JOB: Write out the whole listing, matching it exactly.

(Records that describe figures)
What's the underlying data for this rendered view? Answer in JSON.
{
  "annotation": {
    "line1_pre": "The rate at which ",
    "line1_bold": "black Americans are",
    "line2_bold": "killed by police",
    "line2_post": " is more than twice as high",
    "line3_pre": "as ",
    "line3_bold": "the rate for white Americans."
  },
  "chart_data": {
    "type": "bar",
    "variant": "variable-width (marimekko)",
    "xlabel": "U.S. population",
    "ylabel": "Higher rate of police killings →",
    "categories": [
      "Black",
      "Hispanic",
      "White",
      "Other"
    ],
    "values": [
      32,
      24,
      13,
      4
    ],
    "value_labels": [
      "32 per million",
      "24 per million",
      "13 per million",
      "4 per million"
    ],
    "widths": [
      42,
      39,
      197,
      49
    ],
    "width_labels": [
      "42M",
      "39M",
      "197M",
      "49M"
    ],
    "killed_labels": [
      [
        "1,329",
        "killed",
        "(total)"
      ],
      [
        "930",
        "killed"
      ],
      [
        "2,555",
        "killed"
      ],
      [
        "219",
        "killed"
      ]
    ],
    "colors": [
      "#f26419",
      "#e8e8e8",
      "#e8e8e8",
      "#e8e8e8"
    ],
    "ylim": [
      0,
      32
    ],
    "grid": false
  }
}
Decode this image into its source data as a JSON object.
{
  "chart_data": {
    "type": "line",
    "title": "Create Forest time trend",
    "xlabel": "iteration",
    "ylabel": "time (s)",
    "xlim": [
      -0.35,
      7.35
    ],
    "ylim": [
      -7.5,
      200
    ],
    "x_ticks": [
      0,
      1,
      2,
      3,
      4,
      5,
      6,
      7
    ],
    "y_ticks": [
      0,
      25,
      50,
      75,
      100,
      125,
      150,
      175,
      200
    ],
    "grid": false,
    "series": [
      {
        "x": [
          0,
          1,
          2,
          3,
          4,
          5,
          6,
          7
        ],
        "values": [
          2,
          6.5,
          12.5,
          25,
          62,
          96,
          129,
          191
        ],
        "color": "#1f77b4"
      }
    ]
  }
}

EXPECTED ANSWER:
What's the underlying data for this rendered view? Answer in JSON.
{
  "annotation": {
    "line1_pre": "The rate at which ",
    "line1_bold": "black Americans are",
    "line2_bold": "killed by police",
    "line2_post": " is more than twice as high",
    "line3_pre": "as ",
    "line3_bold": "the rate for white Americans."
  },
  "chart_data": {
    "type": "bar",
    "variant": "variable-width (marimekko)",
    "xlabel": "U.S. population",
    "ylabel": "Higher rate of police killings →",
    "categories": [
      "Black",
      "Hispanic",
      "White",
      "Other"
    ],
    "values": [
      32,
      24,
      13,
      4
    ],
    "value_labels": [
      "32 per million",
      "24 per million",
      "13 per million",
      "4 per million"
    ],
    "widths": [
      42,
      39,
      197,
      49
    ],
    "width_labels": [
      "42M",
      "39M",
      "197M",
      "49M"
    ],
    "killed_labels": [
      [
        "1,329",
        "killed",
        "(total)"
      ],
      [
        "930",
        "killed"
      ],
      [
        "2,555",
        "killed"
      ],
      [
        "219",
        "killed"
      ]
    ],
    "colors": [
      "#f26419",
      "#e8e8e8",
      "#e8e8e8",
      "#e8e8e8"
    ],
    "ylim": [
      0,
      32
    ],
    "grid": false
  }
}
Decode this image into its source data as a JSON object.
{
  "chart_data": {
    "type": "line",
    "title": "Create Forest time trend",
    "xlabel": "iteration",
    "ylabel": "time (s)",
    "xlim": [
      -0.35,
      7.35
    ],
    "ylim": [
      -7.5,
      200
    ],
    "x_ticks": [
      0,
      1,
      2,
      3,
      4,
      5,
      6,
      7
    ],
    "y_ticks": [
      0,
      25,
      50,
      75,
      100,
      125,
      150,
      175,
      200
    ],
    "grid": false,
    "series": [
      {
        "x": [
          0,
          1,
          2,
          3,
          4,
          5,
          6,
          7
        ],
        "values": [
          2,
          6.5,
          12.5,
          25,
          62,
          96,
          129,
          191
        ],
        "color": "#1f77b4"
      }
    ]
  }
}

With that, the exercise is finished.